Copy out every row verbatim, from the first row down to and including the line containing "flash-plus-shutter-speed-icon: +1 (97, 440, 252, 514)".

╭─ Excerpted records

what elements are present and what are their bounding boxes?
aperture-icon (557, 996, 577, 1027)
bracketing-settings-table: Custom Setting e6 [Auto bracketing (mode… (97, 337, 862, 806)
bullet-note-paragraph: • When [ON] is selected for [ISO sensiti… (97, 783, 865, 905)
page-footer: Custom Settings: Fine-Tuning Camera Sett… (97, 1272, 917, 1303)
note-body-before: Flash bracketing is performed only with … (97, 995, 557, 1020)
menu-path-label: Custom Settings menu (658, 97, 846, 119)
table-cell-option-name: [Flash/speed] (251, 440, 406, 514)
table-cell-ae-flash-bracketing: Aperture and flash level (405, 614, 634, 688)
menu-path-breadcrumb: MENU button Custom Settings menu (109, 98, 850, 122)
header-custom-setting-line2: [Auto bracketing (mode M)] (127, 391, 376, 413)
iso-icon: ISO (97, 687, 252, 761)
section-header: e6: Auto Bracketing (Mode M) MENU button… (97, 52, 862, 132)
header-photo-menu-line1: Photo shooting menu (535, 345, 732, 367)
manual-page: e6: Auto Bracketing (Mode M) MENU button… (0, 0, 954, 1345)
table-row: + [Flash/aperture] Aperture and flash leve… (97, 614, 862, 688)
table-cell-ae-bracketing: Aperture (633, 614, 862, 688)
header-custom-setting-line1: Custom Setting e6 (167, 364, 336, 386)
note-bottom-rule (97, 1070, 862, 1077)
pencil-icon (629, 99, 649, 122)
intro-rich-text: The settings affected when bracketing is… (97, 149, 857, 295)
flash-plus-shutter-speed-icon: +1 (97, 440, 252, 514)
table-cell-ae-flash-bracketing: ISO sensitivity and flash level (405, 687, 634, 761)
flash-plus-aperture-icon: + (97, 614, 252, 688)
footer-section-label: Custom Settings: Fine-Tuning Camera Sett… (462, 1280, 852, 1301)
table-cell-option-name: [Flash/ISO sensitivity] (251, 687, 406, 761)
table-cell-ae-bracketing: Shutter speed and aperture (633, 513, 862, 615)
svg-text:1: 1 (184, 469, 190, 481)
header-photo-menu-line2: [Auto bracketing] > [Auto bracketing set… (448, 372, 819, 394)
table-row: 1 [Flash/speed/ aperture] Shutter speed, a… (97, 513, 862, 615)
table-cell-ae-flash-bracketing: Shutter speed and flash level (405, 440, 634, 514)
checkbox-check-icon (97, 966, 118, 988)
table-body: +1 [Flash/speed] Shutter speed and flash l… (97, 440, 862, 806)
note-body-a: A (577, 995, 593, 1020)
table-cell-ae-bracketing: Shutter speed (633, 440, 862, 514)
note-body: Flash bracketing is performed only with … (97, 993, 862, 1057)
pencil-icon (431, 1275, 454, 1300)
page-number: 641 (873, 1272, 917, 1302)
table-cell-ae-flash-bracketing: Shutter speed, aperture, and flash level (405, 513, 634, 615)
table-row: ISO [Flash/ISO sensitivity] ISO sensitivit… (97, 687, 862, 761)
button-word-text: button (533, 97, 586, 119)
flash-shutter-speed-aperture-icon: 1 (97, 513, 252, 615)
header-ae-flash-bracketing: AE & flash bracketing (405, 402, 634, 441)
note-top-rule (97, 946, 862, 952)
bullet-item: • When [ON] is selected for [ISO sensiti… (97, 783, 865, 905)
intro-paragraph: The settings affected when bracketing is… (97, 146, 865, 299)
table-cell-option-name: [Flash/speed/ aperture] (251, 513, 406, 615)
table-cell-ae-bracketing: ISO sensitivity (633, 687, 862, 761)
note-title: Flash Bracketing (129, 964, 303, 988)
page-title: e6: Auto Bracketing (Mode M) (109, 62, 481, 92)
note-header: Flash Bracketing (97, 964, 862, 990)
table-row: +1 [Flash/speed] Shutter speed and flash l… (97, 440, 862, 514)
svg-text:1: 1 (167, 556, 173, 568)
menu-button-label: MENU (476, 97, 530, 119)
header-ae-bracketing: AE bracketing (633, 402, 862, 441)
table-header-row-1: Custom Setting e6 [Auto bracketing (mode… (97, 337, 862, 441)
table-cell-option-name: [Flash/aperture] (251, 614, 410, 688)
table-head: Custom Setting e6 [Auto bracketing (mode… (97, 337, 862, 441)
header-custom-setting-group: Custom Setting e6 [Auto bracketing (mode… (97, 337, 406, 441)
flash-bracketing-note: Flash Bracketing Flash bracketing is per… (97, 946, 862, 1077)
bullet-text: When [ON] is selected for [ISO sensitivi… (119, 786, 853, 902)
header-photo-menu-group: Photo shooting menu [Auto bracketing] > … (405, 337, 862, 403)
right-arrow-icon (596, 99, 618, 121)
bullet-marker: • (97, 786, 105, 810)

╰─

- **Task result**:
what elements are present and what are their bounding boxes?
aperture-icon (557, 996, 577, 1027)
bracketing-settings-table: Custom Setting e6 [Auto bracketing (mode… (97, 337, 862, 806)
bullet-note-paragraph: • When [ON] is selected for [ISO sensiti… (97, 783, 865, 905)
page-footer: Custom Settings: Fine-Tuning Camera Sett… (97, 1272, 917, 1303)
note-body-before: Flash bracketing is performed only with … (97, 995, 557, 1020)
menu-path-label: Custom Settings menu (658, 97, 846, 119)
table-cell-option-name: [Flash/speed] (251, 440, 406, 514)
table-cell-ae-flash-bracketing: Aperture and flash level (405, 614, 634, 688)
menu-path-breadcrumb: MENU button Custom Settings menu (109, 98, 850, 122)
header-custom-setting-line2: [Auto bracketing (mode M)] (127, 391, 376, 413)
iso-icon: ISO (97, 687, 252, 761)
section-header: e6: Auto Bracketing (Mode M) MENU button… (97, 52, 862, 132)
header-photo-menu-line1: Photo shooting menu (535, 345, 732, 367)
manual-page: e6: Auto Bracketing (Mode M) MENU button… (0, 0, 954, 1345)
table-row: + [Flash/aperture] Aperture and flash leve… (97, 614, 862, 688)
table-cell-ae-bracketing: Aperture (633, 614, 862, 688)
header-custom-setting-line1: Custom Setting e6 (167, 364, 336, 386)
note-bottom-rule (97, 1070, 862, 1077)
pencil-icon (629, 99, 649, 122)
intro-rich-text: The settings affected when bracketing is… (97, 149, 857, 295)
flash-plus-shutter-speed-icon: +1 (97, 440, 252, 514)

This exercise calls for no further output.